[What you have to do] From the listing below, copy every line with the word "据此完成".

[Data to process]
# # # # # # #

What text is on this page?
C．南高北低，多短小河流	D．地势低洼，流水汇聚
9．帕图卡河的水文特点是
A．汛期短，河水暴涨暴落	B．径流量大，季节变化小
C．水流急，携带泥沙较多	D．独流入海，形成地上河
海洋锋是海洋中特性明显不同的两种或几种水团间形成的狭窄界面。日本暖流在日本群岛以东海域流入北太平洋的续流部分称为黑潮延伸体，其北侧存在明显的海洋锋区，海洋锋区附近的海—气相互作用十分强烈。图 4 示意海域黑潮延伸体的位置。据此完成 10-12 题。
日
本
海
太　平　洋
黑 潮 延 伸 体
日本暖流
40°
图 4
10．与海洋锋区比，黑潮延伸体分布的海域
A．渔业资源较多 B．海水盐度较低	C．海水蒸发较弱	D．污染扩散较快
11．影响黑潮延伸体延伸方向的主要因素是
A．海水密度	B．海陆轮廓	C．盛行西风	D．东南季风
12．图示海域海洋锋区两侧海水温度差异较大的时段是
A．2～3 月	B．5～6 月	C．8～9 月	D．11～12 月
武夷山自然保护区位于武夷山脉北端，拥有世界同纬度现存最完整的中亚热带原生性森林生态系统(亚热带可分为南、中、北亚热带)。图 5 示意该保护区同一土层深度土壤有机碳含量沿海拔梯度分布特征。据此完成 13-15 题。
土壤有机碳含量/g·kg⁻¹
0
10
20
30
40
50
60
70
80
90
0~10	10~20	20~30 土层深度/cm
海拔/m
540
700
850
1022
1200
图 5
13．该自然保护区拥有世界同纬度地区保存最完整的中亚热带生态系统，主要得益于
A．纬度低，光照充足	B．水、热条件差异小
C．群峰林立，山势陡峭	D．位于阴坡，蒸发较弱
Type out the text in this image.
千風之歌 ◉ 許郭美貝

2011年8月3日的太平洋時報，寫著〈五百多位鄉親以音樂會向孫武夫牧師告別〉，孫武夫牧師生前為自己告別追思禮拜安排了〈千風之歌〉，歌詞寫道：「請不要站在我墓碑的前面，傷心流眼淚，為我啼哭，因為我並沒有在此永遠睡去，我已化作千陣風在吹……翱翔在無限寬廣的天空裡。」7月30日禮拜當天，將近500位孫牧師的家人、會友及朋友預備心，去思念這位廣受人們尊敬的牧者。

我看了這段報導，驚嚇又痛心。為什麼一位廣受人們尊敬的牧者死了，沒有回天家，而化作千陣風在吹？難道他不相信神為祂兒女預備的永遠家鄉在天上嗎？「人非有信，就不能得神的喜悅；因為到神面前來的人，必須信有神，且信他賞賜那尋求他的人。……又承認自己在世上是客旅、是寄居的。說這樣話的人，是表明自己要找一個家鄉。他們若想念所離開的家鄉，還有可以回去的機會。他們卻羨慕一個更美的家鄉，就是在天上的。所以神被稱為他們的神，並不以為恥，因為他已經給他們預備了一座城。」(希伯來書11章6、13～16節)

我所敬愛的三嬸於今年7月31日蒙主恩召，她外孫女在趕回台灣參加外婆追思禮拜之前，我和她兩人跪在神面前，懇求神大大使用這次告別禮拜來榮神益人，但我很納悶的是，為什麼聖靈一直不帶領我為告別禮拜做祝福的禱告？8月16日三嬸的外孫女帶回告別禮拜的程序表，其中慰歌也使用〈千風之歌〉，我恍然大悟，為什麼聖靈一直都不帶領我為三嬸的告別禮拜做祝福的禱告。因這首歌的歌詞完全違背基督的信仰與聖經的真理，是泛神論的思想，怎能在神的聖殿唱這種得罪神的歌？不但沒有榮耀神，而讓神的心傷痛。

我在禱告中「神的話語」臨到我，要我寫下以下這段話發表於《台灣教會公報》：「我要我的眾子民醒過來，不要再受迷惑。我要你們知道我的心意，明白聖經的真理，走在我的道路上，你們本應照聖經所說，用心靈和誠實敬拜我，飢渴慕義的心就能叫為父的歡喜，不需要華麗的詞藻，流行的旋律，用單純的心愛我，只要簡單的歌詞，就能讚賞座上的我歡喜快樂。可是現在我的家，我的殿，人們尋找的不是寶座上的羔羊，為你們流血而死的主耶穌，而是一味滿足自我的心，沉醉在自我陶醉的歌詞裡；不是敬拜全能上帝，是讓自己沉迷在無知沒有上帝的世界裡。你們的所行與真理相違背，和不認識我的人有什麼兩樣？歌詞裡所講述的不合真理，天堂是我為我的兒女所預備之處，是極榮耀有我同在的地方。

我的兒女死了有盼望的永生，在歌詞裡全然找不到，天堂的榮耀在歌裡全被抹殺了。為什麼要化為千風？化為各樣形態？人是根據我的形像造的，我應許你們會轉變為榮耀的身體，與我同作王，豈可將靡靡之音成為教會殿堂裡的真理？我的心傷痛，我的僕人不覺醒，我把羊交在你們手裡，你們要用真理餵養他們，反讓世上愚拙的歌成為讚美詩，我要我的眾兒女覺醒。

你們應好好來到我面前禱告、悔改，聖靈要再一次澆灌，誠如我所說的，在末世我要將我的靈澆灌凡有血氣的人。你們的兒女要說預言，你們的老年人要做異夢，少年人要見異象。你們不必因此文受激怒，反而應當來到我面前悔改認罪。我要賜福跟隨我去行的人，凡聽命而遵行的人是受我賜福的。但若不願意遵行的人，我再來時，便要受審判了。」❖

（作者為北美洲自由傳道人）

# # # # # # #

[Result of the exercise]
海洋锋是海洋中特性明显不同的两种或几种水团间形成的狭窄界面。日本暖流在日本群岛以东海域流入北太平洋的续流部分称为黑潮延伸体，其北侧存在明显的海洋锋区，海洋锋区附近的海—气相互作用十分强烈。图 4 示意海域黑潮延伸体的位置。据此完成 10-12 题。
武夷山自然保护区位于武夷山脉北端，拥有世界同纬度现存最完整的中亚热带原生性森林生态系统(亚热带可分为南、中、北亚热带)。图 5 示意该保护区同一土层深度土壤有机碳含量沿海拔梯度分布特征。据此完成 13-15 题。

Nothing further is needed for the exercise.